課題 1 =>
上川端通の飾り山笠の文章から、「なお、7月12日と15日は、」から「噴出されるようになっている。」までを両端も含めて一字も変えずに再掲せよ。
課題 2 =>
上川端通の飾り山笠についての文章の最後の文に続けて、その先を書け。

文書の一部 =>

+ + + + +

2019年(令和元年)からチェーンブロックが電動のチェーンブロックになり、伸縮の時間が大幅に短縮されるようになった。電動チェーンブロックになった事で少々重くなったが大丈夫か?と聞いたら「ここまで来たら大差ない」とのこと。

基本アーケードに収められている時は縮んだ状態で展示されていることが多いのだが、天気のよい7月1日の御神入れの日は、アーケードの天井を開けて3段階目まで伸ばして神事を行う。また、天気がよく風のない日もたまに3段階目まで伸ばして展示されることもある。

なお、7月12日と15日は、縮めた状態でアーケードを出発。冷泉公園横に山列入りすると一旦最大限に伸ばして据える。櫛田入りが始まると一旦縮め、土居通りに入ったら再度伸ばす。櫛田入りを終えた後、国体道路で一旦縮め、大博通りに出る前に伸ばす。大博通りを北上し、冷泉通りに入ったら縮め、アーケードに戻る・・・と伸縮を何度も行っている。

スモーク

上川端通の飾り山笠の代名詞は、山笠飾りから噴出されるスモークである。
スモークは1991年(平成3年)見送りの標題「ゴジラVSキングギドラ」のゴジラから初めてスモークが噴出された。

スモークの元となるボンベは山笠台の台足に取り付けられており、人力によるバルブのON/OFFで噴出されるようになっている。

+ + + + +

抜粋データ =>
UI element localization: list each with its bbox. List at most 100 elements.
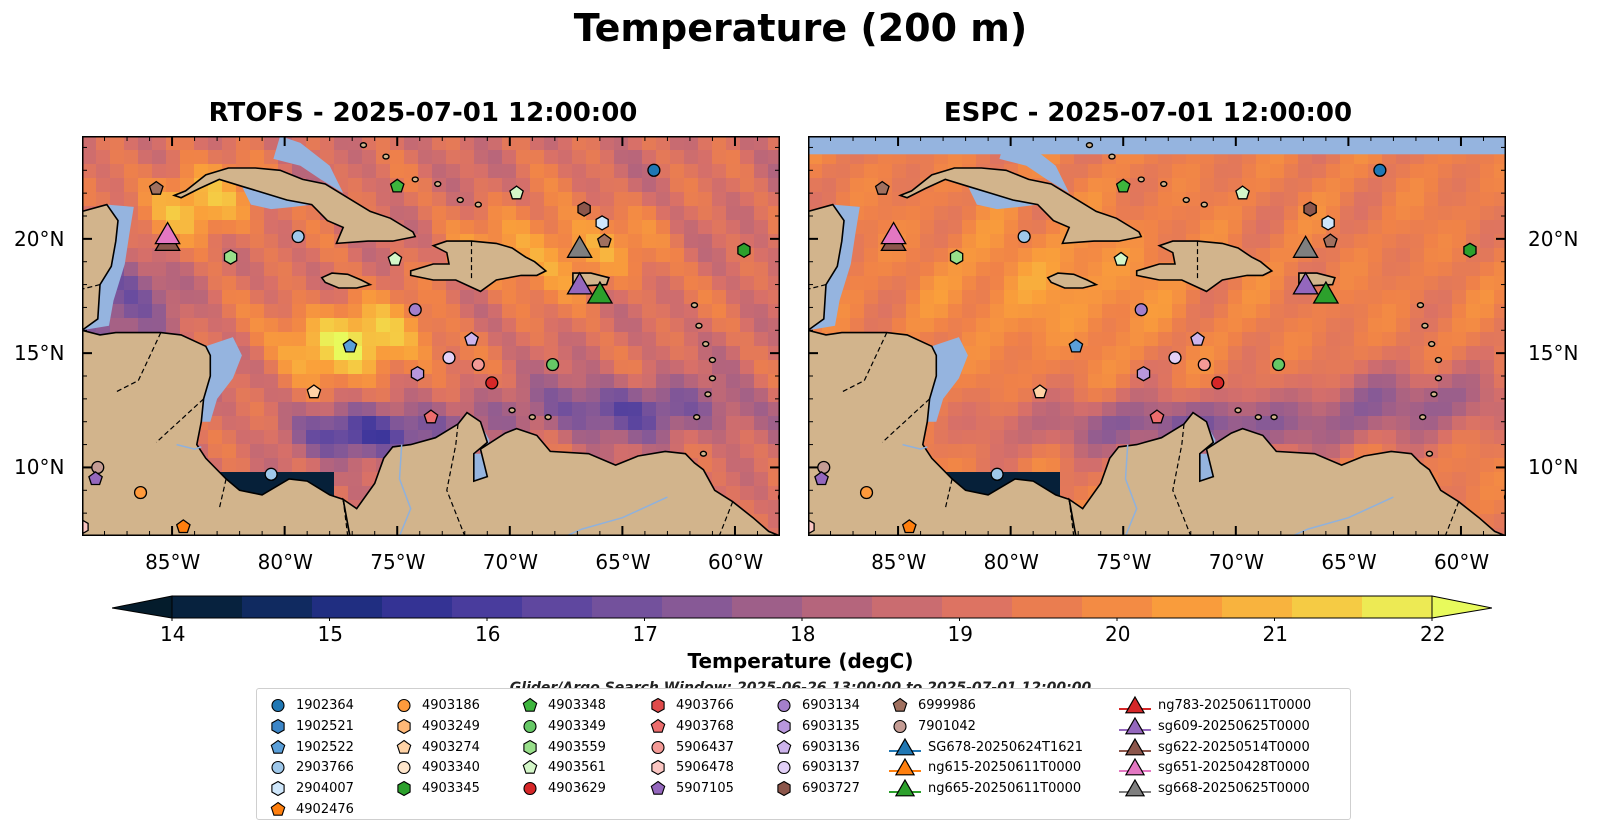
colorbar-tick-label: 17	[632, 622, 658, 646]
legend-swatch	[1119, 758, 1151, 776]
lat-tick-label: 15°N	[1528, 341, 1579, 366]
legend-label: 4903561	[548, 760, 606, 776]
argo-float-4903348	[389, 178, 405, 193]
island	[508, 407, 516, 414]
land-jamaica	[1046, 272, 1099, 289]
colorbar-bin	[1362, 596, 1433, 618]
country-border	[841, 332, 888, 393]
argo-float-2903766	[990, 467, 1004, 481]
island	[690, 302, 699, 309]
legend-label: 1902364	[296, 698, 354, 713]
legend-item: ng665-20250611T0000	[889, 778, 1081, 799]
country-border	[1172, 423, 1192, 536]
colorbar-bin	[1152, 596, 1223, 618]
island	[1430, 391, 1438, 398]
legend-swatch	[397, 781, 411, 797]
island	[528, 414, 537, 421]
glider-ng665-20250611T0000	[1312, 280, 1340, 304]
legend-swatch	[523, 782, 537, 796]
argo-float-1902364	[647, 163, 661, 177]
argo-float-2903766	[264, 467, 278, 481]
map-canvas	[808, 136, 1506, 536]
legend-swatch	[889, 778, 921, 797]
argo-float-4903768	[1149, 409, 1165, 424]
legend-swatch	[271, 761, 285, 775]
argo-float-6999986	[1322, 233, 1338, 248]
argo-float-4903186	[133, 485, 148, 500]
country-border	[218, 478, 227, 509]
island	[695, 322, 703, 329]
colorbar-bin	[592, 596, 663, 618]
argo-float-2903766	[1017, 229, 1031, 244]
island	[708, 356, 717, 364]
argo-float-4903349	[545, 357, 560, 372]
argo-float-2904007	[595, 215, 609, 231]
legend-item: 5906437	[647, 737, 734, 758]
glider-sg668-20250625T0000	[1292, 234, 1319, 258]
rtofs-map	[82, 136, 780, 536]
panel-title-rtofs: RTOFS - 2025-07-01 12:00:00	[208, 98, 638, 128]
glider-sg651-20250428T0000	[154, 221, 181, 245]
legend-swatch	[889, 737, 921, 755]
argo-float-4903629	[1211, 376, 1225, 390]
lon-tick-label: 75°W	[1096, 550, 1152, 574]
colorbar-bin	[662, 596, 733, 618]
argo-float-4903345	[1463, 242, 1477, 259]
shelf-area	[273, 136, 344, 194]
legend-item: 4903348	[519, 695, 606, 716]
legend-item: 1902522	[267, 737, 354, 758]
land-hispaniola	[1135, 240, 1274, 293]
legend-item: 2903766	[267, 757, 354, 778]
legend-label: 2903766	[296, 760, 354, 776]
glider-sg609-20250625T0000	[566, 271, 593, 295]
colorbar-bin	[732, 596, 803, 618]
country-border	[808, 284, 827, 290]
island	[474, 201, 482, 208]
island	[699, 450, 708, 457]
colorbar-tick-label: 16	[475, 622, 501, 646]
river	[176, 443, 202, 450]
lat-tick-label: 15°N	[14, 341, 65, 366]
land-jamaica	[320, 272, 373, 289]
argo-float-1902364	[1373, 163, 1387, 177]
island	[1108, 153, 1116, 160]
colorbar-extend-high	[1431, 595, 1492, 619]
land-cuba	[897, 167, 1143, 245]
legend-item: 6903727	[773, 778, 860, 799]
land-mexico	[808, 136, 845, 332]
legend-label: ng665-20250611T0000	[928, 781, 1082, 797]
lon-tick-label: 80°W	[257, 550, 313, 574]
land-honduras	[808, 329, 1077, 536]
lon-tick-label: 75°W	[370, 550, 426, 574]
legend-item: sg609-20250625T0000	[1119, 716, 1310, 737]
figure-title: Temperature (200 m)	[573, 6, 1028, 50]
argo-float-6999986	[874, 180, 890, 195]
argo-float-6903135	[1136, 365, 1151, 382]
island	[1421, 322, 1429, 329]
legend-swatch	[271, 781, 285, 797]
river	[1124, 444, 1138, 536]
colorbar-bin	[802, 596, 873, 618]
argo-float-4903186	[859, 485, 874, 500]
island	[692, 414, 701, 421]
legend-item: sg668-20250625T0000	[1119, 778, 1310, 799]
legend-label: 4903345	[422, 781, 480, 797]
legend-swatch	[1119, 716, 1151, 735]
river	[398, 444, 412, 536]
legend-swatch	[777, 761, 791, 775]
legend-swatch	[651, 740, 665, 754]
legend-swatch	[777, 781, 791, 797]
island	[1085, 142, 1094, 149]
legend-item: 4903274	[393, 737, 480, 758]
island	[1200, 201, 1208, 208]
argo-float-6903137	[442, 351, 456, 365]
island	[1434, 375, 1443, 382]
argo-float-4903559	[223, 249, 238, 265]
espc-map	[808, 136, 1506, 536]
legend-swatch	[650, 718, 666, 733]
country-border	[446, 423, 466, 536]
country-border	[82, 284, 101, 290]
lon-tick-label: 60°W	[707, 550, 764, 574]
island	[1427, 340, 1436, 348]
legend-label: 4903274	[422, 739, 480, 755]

+ + + + +

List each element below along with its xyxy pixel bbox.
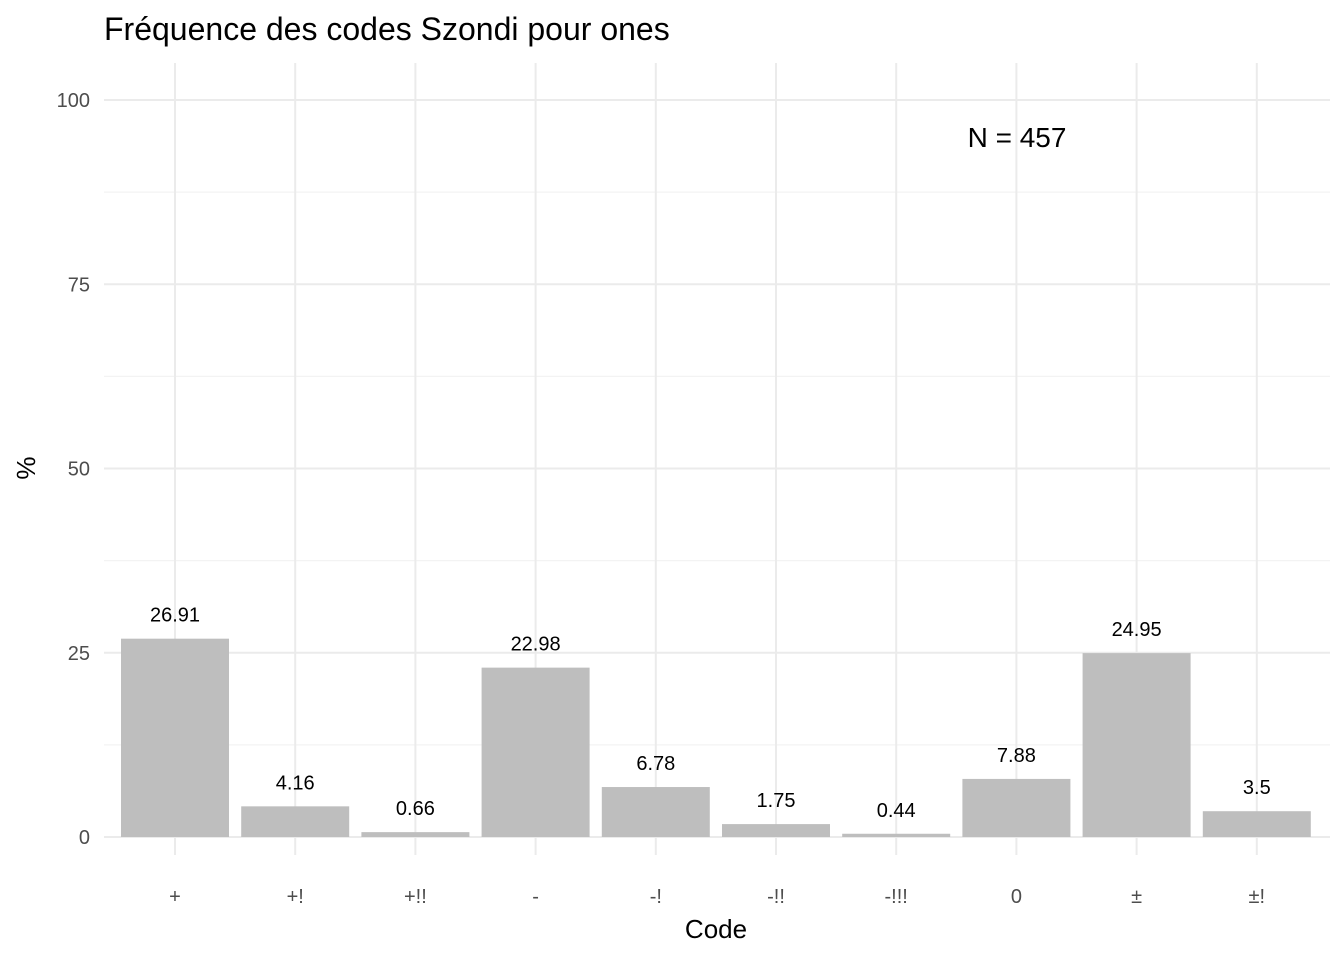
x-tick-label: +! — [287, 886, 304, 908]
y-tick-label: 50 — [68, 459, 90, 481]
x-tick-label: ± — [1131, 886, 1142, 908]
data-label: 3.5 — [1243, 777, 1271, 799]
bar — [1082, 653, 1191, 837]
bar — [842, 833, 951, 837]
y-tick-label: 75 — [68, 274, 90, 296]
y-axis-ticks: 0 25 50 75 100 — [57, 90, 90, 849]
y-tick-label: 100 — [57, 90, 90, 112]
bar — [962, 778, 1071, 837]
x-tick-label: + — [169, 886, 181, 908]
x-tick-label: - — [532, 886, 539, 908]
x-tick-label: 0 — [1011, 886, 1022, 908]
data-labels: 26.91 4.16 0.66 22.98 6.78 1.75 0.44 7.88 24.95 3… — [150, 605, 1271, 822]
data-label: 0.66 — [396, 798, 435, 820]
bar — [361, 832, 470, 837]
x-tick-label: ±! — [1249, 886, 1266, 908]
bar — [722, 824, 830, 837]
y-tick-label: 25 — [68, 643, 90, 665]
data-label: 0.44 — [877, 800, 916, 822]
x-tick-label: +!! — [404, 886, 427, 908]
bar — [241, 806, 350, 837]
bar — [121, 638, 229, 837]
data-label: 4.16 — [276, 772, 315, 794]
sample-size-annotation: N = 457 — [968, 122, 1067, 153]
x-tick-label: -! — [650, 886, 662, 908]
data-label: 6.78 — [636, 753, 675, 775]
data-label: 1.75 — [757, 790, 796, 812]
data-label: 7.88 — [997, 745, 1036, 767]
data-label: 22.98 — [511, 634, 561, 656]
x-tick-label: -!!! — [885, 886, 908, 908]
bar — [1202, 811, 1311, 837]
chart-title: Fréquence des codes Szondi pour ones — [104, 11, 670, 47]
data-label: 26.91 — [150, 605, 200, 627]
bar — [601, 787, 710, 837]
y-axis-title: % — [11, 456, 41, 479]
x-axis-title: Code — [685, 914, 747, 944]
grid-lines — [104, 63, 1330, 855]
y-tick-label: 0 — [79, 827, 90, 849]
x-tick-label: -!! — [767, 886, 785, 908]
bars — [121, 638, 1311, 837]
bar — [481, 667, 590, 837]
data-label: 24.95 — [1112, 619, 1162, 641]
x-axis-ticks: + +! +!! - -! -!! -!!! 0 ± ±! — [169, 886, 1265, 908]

+ + + + +

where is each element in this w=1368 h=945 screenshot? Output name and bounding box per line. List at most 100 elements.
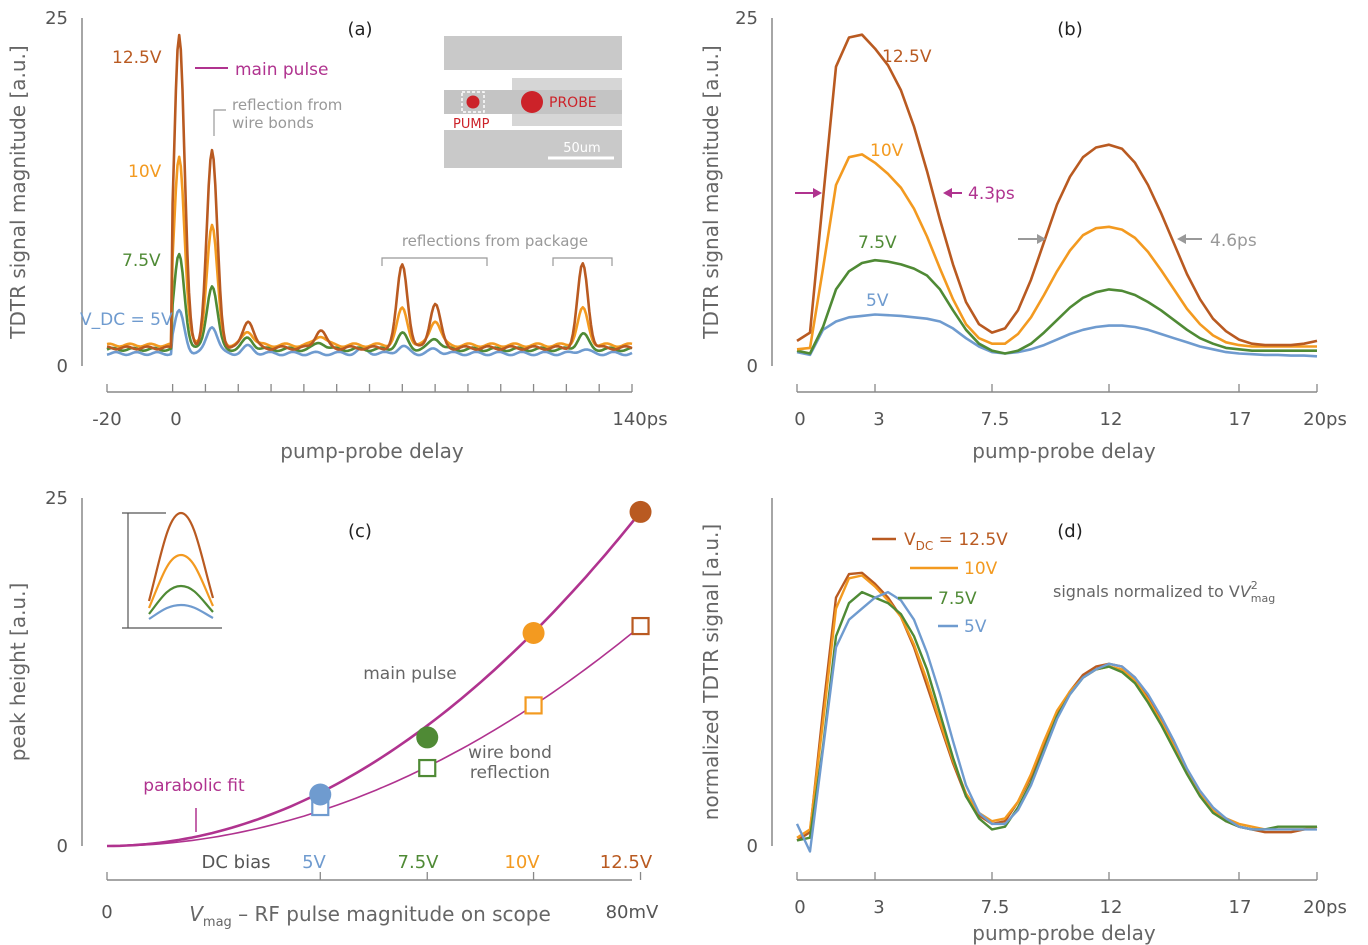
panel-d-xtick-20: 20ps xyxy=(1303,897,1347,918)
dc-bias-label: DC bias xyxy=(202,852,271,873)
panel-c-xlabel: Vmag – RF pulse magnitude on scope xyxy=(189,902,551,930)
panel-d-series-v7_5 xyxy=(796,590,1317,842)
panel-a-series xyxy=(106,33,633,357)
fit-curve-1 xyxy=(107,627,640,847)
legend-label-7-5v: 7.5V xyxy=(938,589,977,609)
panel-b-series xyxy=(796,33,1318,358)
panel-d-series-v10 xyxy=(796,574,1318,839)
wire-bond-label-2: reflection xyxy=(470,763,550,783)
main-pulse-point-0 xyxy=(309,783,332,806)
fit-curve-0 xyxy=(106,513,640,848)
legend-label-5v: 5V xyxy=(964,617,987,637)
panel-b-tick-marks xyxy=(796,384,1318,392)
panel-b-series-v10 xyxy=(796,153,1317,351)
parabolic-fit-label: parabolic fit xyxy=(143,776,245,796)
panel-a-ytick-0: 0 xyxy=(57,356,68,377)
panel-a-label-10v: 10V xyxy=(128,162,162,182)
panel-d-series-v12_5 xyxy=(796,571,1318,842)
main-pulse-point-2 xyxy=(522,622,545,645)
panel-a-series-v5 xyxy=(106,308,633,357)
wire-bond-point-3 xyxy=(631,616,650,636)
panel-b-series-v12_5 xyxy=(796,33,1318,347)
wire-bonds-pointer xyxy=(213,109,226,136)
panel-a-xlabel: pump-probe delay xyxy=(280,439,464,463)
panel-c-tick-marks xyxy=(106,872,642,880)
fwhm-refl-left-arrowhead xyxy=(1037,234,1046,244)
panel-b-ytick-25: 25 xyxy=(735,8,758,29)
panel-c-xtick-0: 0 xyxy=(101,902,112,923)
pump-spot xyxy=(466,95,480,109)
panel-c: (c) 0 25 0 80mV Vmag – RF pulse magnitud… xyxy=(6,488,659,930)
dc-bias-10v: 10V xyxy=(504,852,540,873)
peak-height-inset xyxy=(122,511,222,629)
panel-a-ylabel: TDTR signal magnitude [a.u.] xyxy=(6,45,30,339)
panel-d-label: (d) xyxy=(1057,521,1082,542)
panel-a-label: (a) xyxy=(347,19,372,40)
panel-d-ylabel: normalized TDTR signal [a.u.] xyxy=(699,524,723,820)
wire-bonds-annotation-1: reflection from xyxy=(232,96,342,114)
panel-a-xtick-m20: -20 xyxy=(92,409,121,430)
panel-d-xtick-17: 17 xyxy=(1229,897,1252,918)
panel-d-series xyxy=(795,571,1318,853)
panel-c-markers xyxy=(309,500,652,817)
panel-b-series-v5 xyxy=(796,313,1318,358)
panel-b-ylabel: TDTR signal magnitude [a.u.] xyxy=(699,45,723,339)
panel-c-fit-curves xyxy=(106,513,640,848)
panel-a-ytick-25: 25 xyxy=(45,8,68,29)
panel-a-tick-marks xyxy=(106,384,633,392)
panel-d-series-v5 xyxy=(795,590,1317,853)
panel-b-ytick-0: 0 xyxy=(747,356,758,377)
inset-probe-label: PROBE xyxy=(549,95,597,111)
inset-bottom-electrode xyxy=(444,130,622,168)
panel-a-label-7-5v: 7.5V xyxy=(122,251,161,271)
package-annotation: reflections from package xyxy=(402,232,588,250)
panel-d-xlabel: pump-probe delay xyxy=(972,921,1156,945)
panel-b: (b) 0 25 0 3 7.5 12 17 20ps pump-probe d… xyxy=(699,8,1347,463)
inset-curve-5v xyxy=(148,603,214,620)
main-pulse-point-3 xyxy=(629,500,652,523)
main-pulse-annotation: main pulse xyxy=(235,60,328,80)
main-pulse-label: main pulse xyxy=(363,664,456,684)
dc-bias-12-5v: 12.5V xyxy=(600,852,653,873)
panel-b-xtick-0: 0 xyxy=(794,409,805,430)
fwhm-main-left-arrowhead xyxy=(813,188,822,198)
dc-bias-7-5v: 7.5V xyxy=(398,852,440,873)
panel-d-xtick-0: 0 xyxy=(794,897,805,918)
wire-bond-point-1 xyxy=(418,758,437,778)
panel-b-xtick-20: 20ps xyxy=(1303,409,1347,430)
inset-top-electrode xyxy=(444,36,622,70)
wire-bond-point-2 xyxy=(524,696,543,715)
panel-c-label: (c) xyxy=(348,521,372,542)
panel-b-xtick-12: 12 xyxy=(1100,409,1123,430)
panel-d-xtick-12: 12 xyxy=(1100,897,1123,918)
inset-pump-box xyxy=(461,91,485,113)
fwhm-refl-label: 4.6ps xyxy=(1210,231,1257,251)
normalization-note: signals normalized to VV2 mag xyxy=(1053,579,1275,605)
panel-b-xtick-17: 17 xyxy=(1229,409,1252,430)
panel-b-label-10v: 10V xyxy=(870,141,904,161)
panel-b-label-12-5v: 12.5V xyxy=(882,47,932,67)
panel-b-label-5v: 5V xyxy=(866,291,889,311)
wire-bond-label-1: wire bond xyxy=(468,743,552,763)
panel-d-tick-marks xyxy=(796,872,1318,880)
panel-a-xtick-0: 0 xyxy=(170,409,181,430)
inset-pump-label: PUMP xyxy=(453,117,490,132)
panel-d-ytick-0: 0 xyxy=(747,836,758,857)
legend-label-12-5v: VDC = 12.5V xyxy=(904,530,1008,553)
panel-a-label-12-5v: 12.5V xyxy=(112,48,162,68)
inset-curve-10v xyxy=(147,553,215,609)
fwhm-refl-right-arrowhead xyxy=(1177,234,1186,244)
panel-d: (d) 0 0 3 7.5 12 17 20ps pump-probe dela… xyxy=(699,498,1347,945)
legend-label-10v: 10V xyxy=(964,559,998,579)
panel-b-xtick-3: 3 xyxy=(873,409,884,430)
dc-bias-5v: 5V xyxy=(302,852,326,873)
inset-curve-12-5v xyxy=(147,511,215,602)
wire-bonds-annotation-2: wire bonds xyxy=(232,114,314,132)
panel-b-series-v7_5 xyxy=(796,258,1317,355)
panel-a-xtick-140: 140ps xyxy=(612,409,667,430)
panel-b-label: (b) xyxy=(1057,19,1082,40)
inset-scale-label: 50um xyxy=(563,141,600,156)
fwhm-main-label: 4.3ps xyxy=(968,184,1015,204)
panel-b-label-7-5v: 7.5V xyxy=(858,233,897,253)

+ + + + +

回答 1 =>
なお、7月12日と15日は、縮めた状態でアーケードを出発。冷泉公園横に山列入りすると一旦最大限に伸ばして据える。櫛田入りが始まると一旦縮め、土居通りに入ったら再度伸ばす。櫛田入りを終えた後、国体道路で一旦縮め、大博通りに出る前に伸ばす。大博通りを北上し、冷泉通りに入ったら縮め、アーケードに戻る・・・と伸縮を何度も行っている。

スモーク

上川端通の飾り山笠の代名詞は、山笠飾りから噴出されるスモークである。
スモークは1991年(平成3年)見送りの標題「ゴジラVSキングギドラ」のゴジラから初めてスモークが噴出された。

スモークの元となるボンベは山笠台の台足に取り付けられており、人力によるバルブのON/OFFで噴出されるようになっている。

回答 2 =>
7月12日まで使用される事がないため、ボンベが凍結等を起こさないようにテストを兼ねて時折商店街内で噴出される事があり、そのシーンに出会った買い物客はとても驚く。

創立50周年を迎えた2014年(平成26年)の追い山笠の櫛田入りでは、スモークと共に見送りの「花咲爺」の花咲爺さんからピンク色の紙吹雪が噴出され、大喝采を浴びた。
なお、この紙吹雪に使われた紙は水溶性であり、神社に迷惑が掛からない、環境に配慮された素材が使われていた。

その他の「からくり」

上記の他、上川端通の飾り山笠は、様々なギミックが施されることが多い。

櫛田入りの際、大きく茂った櫛田の銀杏の枝葉に、二引の旗が当たることが多く、一度折れてしまった事がある事から、二引の接続部分はバネ仕掛けになっており、枝に二引が引っかかってもしなって枝葉をそらすような仕組みが施されている。

また2017年(平成29年)の見送り「スター・ウォーズ 最後のジェダイ」の飾りにLEDが仕込まれ、追い山笠の山列入りの時間にライトオン。ライトセーバーとC-3PO、R2-D2、BB-8の目が暗闇の中、煌々と光る姿が話題を呼んだ。

このように、上川端通は、様々なギミックが施されていることから、「からくり山」とも呼ばれる事もある。

毎日移動する飾り山笠

上川端通の飾り山笠は「走る飾り山笠」であるが、実は「毎日」動いいている。
というのも、15日間、同じ場所に置くと店舗側から苦情が来るため。商店街のアーケードの下を、毎日移動して据えられている。
店舗の方々の声によると、近くの店からは「邪魔になる」、遠くの店からは「人が来ない」。あってもなくても苦情になるのが、なかなか難しいところである。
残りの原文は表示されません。